* Stated problem
Could you transcribe the material below exactly, without leaving out a single line?

Stored entries:
════

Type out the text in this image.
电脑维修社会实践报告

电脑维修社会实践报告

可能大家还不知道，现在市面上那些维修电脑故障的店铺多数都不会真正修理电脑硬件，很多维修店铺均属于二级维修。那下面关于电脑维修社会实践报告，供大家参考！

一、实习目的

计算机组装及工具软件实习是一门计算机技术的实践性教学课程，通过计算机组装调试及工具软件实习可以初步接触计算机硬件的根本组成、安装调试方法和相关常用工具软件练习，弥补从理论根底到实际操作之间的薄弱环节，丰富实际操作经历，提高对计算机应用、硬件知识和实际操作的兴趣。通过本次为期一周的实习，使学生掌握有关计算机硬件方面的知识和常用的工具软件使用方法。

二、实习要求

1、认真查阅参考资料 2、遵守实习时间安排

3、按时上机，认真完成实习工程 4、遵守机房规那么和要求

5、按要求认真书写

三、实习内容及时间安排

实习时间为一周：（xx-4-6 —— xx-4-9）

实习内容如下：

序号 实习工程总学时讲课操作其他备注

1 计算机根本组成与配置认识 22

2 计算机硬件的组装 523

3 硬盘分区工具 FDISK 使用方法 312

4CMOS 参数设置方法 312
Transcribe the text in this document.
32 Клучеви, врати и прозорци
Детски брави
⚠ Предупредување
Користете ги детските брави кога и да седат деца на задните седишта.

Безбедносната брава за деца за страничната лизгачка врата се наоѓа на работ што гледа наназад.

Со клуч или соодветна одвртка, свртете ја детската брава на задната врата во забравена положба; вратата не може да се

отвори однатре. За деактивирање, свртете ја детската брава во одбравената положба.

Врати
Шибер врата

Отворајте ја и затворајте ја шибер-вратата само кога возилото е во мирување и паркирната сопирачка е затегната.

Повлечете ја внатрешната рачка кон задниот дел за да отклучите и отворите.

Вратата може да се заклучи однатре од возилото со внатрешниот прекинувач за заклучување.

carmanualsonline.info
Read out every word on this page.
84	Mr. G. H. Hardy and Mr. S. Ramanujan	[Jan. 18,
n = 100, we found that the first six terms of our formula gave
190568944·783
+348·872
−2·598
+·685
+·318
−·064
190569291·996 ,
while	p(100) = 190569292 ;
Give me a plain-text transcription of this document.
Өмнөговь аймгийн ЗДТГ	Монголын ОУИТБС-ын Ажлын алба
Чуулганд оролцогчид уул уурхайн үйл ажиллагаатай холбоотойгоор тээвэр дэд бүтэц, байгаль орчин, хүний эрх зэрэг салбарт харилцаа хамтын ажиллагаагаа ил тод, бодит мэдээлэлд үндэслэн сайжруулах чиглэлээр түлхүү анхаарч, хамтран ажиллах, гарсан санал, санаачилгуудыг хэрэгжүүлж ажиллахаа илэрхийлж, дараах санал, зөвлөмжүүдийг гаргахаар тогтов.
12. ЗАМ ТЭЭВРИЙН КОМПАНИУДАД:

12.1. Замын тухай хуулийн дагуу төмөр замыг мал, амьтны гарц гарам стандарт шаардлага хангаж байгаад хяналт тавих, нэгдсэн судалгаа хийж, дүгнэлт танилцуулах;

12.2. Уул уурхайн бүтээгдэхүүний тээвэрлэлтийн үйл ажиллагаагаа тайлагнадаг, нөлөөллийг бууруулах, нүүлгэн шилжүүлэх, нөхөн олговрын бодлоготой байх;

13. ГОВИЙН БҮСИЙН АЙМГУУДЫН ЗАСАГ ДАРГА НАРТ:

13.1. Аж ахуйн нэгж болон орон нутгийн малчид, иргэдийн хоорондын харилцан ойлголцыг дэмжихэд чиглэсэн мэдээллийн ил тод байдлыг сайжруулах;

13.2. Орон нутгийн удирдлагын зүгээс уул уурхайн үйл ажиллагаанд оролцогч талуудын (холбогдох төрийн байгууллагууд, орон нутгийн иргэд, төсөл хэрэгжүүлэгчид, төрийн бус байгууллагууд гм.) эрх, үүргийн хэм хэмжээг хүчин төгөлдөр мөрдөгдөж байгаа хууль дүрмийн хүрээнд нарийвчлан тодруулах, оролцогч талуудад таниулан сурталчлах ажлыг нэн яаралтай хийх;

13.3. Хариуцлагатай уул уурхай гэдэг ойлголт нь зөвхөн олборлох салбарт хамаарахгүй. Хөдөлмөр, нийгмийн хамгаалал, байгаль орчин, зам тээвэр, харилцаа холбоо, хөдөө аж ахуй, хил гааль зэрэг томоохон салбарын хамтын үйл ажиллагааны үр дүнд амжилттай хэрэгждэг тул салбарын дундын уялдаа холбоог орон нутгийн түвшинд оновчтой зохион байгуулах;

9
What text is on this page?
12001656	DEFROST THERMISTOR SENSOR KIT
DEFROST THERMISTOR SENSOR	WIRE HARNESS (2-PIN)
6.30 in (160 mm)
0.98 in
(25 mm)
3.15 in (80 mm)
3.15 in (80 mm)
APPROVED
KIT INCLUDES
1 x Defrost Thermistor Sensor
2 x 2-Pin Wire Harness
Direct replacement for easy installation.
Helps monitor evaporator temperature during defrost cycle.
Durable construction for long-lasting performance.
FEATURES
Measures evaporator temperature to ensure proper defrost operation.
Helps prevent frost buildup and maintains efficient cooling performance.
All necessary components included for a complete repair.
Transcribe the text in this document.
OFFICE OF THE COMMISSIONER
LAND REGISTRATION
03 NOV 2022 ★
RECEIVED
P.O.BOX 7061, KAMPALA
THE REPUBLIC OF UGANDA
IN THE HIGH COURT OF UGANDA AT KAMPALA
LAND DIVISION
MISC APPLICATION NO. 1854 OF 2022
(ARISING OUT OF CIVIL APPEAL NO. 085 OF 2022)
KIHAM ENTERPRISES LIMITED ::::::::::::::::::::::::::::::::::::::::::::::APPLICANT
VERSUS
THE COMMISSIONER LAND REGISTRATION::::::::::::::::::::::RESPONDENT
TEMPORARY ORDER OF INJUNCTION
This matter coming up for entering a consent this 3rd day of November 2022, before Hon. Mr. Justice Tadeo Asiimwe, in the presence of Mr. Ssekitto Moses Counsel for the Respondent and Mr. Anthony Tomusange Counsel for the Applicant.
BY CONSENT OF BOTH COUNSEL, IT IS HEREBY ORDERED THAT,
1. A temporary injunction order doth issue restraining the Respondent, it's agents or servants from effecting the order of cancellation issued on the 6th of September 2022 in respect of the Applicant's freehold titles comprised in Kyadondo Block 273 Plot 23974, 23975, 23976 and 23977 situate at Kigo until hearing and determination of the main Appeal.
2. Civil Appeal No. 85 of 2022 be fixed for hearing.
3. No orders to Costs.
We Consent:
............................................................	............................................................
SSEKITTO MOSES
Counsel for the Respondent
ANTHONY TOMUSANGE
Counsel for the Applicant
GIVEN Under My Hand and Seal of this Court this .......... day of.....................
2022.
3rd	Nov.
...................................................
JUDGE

════

* Written answer
Type out the text in this image.
电脑维修社会实践报告

电脑维修社会实践报告

可能大家还不知道，现在市面上那些维修电脑故障的店铺多数都不会真正修理电脑硬件，很多维修店铺均属于二级维修。那下面关于电脑维修社会实践报告，供大家参考！

一、实习目的

计算机组装及工具软件实习是一门计算机技术的实践性教学课程，通过计算机组装调试及工具软件实习可以初步接触计算机硬件的根本组成、安装调试方法和相关常用工具软件练习，弥补从理论根底到实际操作之间的薄弱环节，丰富实际操作经历，提高对计算机应用、硬件知识和实际操作的兴趣。通过本次为期一周的实习，使学生掌握有关计算机硬件方面的知识和常用的工具软件使用方法。

二、实习要求

1、认真查阅参考资料 2、遵守实习时间安排

3、按时上机，认真完成实习工程 4、遵守机房规那么和要求

5、按要求认真书写

三、实习内容及时间安排

实习时间为一周：（xx-4-6 —— xx-4-9）

实习内容如下：

序号 实习工程总学时讲课操作其他备注

1 计算机根本组成与配置认识 22

2 计算机硬件的组装 523

3 硬盘分区工具 FDISK 使用方法 312

4CMOS 参数设置方法 312
Transcribe the text in this document.
32 Клучеви, врати и прозорци
Детски брави
⚠ Предупредување
Користете ги детските брави кога и да седат деца на задните седишта.

Безбедносната брава за деца за страничната лизгачка врата се наоѓа на работ што гледа наназад.

Со клуч или соодветна одвртка, свртете ја детската брава на задната врата во забравена положба; вратата не може да се

отвори однатре. За деактивирање, свртете ја детската брава во одбравената положба.

Врати
Шибер врата

Отворајте ја и затворајте ја шибер-вратата само кога возилото е во мирување и паркирната сопирачка е затегната.

Повлечете ја внатрешната рачка кон задниот дел за да отклучите и отворите.

Вратата може да се заклучи однатре од возилото со внатрешниот прекинувач за заклучување.

carmanualsonline.info
Read out every word on this page.
84	Mr. G. H. Hardy and Mr. S. Ramanujan	[Jan. 18,
n = 100, we found that the first six terms of our formula gave
190568944·783
+348·872
−2·598
+·685
+·318
−·064
190569291·996 ,
while	p(100) = 190569292 ;
Give me a plain-text transcription of this document.
Өмнөговь аймгийн ЗДТГ	Монголын ОУИТБС-ын Ажлын алба
Чуулганд оролцогчид уул уурхайн үйл ажиллагаатай холбоотойгоор тээвэр дэд бүтэц, байгаль орчин, хүний эрх зэрэг салбарт харилцаа хамтын ажиллагаагаа ил тод, бодит мэдээлэлд үндэслэн сайжруулах чиглэлээр түлхүү анхаарч, хамтран ажиллах, гарсан санал, санаачилгуудыг хэрэгжүүлж ажиллахаа илэрхийлж, дараах санал, зөвлөмжүүдийг гаргахаар тогтов.
12. ЗАМ ТЭЭВРИЙН КОМПАНИУДАД:

12.1. Замын тухай хуулийн дагуу төмөр замыг мал, амьтны гарц гарам стандарт шаардлага хангаж байгаад хяналт тавих, нэгдсэн судалгаа хийж, дүгнэлт танилцуулах;

12.2. Уул уурхайн бүтээгдэхүүний тээвэрлэлтийн үйл ажиллагаагаа тайлагнадаг, нөлөөллийг бууруулах, нүүлгэн шилжүүлэх, нөхөн олговрын бодлоготой байх;

13. ГОВИЙН БҮСИЙН АЙМГУУДЫН ЗАСАГ ДАРГА НАРТ:

13.1. Аж ахуйн нэгж болон орон нутгийн малчид, иргэдийн хоорондын харилцан ойлголцыг дэмжихэд чиглэсэн мэдээллийн ил тод байдлыг сайжруулах;

13.2. Орон нутгийн удирдлагын зүгээс уул уурхайн үйл ажиллагаанд оролцогч талуудын (холбогдох төрийн байгууллагууд, орон нутгийн иргэд, төсөл хэрэгжүүлэгчид, төрийн бус байгууллагууд гм.) эрх, үүргийн хэм хэмжээг хүчин төгөлдөр мөрдөгдөж байгаа хууль дүрмийн хүрээнд нарийвчлан тодруулах, оролцогч талуудад таниулан сурталчлах ажлыг нэн яаралтай хийх;

13.3. Хариуцлагатай уул уурхай гэдэг ойлголт нь зөвхөн олборлох салбарт хамаарахгүй. Хөдөлмөр, нийгмийн хамгаалал, байгаль орчин, зам тээвэр, харилцаа холбоо, хөдөө аж ахуй, хил гааль зэрэг томоохон салбарын хамтын үйл ажиллагааны үр дүнд амжилттай хэрэгждэг тул салбарын дундын уялдаа холбоог орон нутгийн түвшинд оновчтой зохион байгуулах;

9
What text is on this page?
12001656	DEFROST THERMISTOR SENSOR KIT
DEFROST THERMISTOR SENSOR	WIRE HARNESS (2-PIN)
6.30 in (160 mm)
0.98 in
(25 mm)
3.15 in (80 mm)
3.15 in (80 mm)
APPROVED
KIT INCLUDES
1 x Defrost Thermistor Sensor
2 x 2-Pin Wire Harness
Direct replacement for easy installation.
Helps monitor evaporator temperature during defrost cycle.
Durable construction for long-lasting performance.
FEATURES
Measures evaporator temperature to ensure proper defrost operation.
Helps prevent frost buildup and maintains efficient cooling performance.
All necessary components included for a complete repair.
Transcribe the text in this document.
OFFICE OF THE COMMISSIONER
LAND REGISTRATION
03 NOV 2022 ★
RECEIVED
P.O.BOX 7061, KAMPALA
THE REPUBLIC OF UGANDA
IN THE HIGH COURT OF UGANDA AT KAMPALA
LAND DIVISION
MISC APPLICATION NO. 1854 OF 2022
(ARISING OUT OF CIVIL APPEAL NO. 085 OF 2022)
KIHAM ENTERPRISES LIMITED ::::::::::::::::::::::::::::::::::::::::::::::APPLICANT
VERSUS
THE COMMISSIONER LAND REGISTRATION::::::::::::::::::::::RESPONDENT
TEMPORARY ORDER OF INJUNCTION
This matter coming up for entering a consent this 3rd day of November 2022, before Hon. Mr. Justice Tadeo Asiimwe, in the presence of Mr. Ssekitto Moses Counsel for the Respondent and Mr. Anthony Tomusange Counsel for the Applicant.
BY CONSENT OF BOTH COUNSEL, IT IS HEREBY ORDERED THAT,
1. A temporary injunction order doth issue restraining the Respondent, it's agents or servants from effecting the order of cancellation issued on the 6th of September 2022 in respect of the Applicant's freehold titles comprised in Kyadondo Block 273 Plot 23974, 23975, 23976 and 23977 situate at Kigo until hearing and determination of the main Appeal.
2. Civil Appeal No. 85 of 2022 be fixed for hearing.
3. No orders to Costs.
We Consent:
............................................................	............................................................
SSEKITTO MOSES
Counsel for the Respondent
ANTHONY TOMUSANGE
Counsel for the Applicant
GIVEN Under My Hand and Seal of this Court this .......... day of.....................
2022.
3rd	Nov.
...................................................
JUDGE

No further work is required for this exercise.